(A run of records)
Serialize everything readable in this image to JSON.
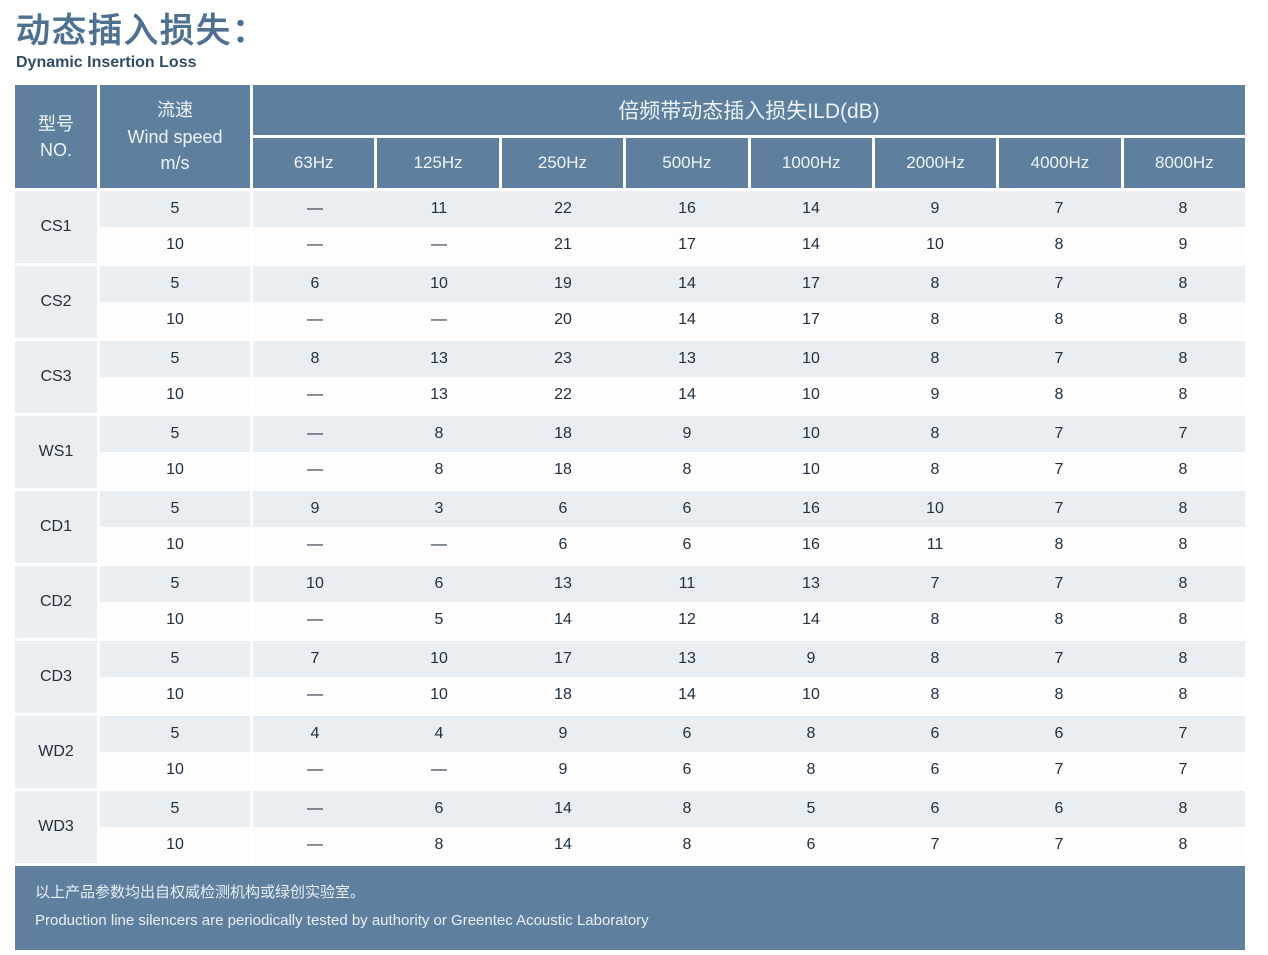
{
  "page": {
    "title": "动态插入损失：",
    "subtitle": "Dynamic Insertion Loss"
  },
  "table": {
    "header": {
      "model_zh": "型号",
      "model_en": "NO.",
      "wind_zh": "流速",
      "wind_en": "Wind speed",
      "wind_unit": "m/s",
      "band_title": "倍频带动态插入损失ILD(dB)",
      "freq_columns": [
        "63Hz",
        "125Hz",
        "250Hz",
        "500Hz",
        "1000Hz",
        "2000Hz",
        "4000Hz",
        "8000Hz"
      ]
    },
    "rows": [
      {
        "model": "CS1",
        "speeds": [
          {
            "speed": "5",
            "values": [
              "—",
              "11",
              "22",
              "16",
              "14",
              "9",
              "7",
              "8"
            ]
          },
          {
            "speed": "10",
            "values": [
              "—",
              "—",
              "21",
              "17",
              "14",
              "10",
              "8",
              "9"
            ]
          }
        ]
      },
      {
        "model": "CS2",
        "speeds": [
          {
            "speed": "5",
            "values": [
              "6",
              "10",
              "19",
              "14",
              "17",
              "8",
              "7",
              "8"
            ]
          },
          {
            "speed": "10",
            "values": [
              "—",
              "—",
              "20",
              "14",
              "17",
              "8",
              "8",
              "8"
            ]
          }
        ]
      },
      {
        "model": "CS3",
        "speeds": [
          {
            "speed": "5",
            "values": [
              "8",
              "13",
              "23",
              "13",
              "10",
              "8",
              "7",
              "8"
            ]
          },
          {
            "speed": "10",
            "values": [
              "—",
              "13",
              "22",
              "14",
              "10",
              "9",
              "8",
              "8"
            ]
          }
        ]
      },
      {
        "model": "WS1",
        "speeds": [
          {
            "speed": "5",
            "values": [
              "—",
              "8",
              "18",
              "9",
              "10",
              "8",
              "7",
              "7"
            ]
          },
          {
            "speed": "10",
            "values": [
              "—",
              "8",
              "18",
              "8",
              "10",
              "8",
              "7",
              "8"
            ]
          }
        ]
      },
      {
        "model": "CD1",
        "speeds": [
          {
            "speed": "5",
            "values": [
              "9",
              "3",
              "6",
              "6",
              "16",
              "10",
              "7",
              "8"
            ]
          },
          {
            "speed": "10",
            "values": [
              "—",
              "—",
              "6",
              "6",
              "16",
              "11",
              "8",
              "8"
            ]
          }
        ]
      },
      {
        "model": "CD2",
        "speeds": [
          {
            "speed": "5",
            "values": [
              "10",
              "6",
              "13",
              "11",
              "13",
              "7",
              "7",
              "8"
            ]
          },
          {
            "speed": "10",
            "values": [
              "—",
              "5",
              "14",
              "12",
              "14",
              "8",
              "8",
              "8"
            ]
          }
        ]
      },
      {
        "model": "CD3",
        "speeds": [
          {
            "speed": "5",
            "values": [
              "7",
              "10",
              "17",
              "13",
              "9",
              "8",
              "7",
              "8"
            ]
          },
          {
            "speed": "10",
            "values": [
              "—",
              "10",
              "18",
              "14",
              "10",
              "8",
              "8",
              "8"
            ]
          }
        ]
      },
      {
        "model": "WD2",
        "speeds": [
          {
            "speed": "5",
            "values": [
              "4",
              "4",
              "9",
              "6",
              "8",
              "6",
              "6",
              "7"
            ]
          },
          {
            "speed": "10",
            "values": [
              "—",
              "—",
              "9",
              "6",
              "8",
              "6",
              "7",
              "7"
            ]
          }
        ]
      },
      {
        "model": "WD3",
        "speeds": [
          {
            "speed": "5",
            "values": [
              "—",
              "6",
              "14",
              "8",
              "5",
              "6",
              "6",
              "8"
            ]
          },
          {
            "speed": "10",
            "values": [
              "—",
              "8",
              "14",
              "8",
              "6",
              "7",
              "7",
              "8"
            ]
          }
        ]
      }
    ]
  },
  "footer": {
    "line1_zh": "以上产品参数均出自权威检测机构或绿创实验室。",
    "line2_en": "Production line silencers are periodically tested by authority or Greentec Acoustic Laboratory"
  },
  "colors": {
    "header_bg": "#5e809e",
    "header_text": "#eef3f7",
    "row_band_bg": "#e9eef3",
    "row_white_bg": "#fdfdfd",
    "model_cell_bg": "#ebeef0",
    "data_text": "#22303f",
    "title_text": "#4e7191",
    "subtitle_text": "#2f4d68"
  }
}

# [What you will do]
Copy the data word for word. Pictures do not go in the copy.

# [Final answer]
Serialize everything readable in this image to JSON.
{
  "page": {
    "title": "动态插入损失：",
    "subtitle": "Dynamic Insertion Loss"
  },
  "table": {
    "header": {
      "model_zh": "型号",
      "model_en": "NO.",
      "wind_zh": "流速",
      "wind_en": "Wind speed",
      "wind_unit": "m/s",
      "band_title": "倍频带动态插入损失ILD(dB)",
      "freq_columns": [
        "63Hz",
        "125Hz",
        "250Hz",
        "500Hz",
        "1000Hz",
        "2000Hz",
        "4000Hz",
        "8000Hz"
      ]
    },
    "rows": [
      {
        "model": "CS1",
        "speeds": [
          {
            "speed": "5",
            "values": [
              "—",
              "11",
              "22",
              "16",
              "14",
              "9",
              "7",
              "8"
            ]
          },
          {
            "speed": "10",
            "values": [
              "—",
              "—",
              "21",
              "17",
              "14",
              "10",
              "8",
              "9"
            ]
          }
        ]
      },
      {
        "model": "CS2",
        "speeds": [
          {
            "speed": "5",
            "values": [
              "6",
              "10",
              "19",
              "14",
              "17",
              "8",
              "7",
              "8"
            ]
          },
          {
            "speed": "10",
            "values": [
              "—",
              "—",
              "20",
              "14",
              "17",
              "8",
              "8",
              "8"
            ]
          }
        ]
      },
      {
        "model": "CS3",
        "speeds": [
          {
            "speed": "5",
            "values": [
              "8",
              "13",
              "23",
              "13",
              "10",
              "8",
              "7",
              "8"
            ]
          },
          {
            "speed": "10",
            "values": [
              "—",
              "13",
              "22",
              "14",
              "10",
              "9",
              "8",
              "8"
            ]
          }
        ]
      },
      {
        "model": "WS1",
        "speeds": [
          {
            "speed": "5",
            "values": [
              "—",
              "8",
              "18",
              "9",
              "10",
              "8",
              "7",
              "7"
            ]
          },
          {
            "speed": "10",
            "values": [
              "—",
              "8",
              "18",
              "8",
              "10",
              "8",
              "7",
              "8"
            ]
          }
        ]
      },
      {
        "model": "CD1",
        "speeds": [
          {
            "speed": "5",
            "values": [
              "9",
              "3",
              "6",
              "6",
              "16",
              "10",
              "7",
              "8"
            ]
          },
          {
            "speed": "10",
            "values": [
              "—",
              "—",
              "6",
              "6",
              "16",
              "11",
              "8",
              "8"
            ]
          }
        ]
      },
      {
        "model": "CD2",
        "speeds": [
          {
            "speed": "5",
            "values": [
              "10",
              "6",
              "13",
              "11",
              "13",
              "7",
              "7",
              "8"
            ]
          },
          {
            "speed": "10",
            "values": [
              "—",
              "5",
              "14",
              "12",
              "14",
              "8",
              "8",
              "8"
            ]
          }
        ]
      },
      {
        "model": "CD3",
        "speeds": [
          {
            "speed": "5",
            "values": [
              "7",
              "10",
              "17",
              "13",
              "9",
              "8",
              "7",
              "8"
            ]
          },
          {
            "speed": "10",
            "values": [
              "—",
              "10",
              "18",
              "14",
              "10",
              "8",
              "8",
              "8"
            ]
          }
        ]
      },
      {
        "model": "WD2",
        "speeds": [
          {
            "speed": "5",
            "values": [
              "4",
              "4",
              "9",
              "6",
              "8",
              "6",
              "6",
              "7"
            ]
          },
          {
            "speed": "10",
            "values": [
              "—",
              "—",
              "9",
              "6",
              "8",
              "6",
              "7",
              "7"
            ]
          }
        ]
      },
      {
        "model": "WD3",
        "speeds": [
          {
            "speed": "5",
            "values": [
              "—",
              "6",
              "14",
              "8",
              "5",
              "6",
              "6",
              "8"
            ]
          },
          {
            "speed": "10",
            "values": [
              "—",
              "8",
              "14",
              "8",
              "6",
              "7",
              "7",
              "8"
            ]
          }
        ]
      }
    ]
  },
  "footer": {
    "line1_zh": "以上产品参数均出自权威检测机构或绿创实验室。",
    "line2_en": "Production line silencers are periodically tested by authority or Greentec Acoustic Laboratory"
  },
  "colors": {
    "header_bg": "#5e809e",
    "header_text": "#eef3f7",
    "row_band_bg": "#e9eef3",
    "row_white_bg": "#fdfdfd",
    "model_cell_bg": "#ebeef0",
    "data_text": "#22303f",
    "title_text": "#4e7191",
    "subtitle_text": "#2f4d68"
  }
}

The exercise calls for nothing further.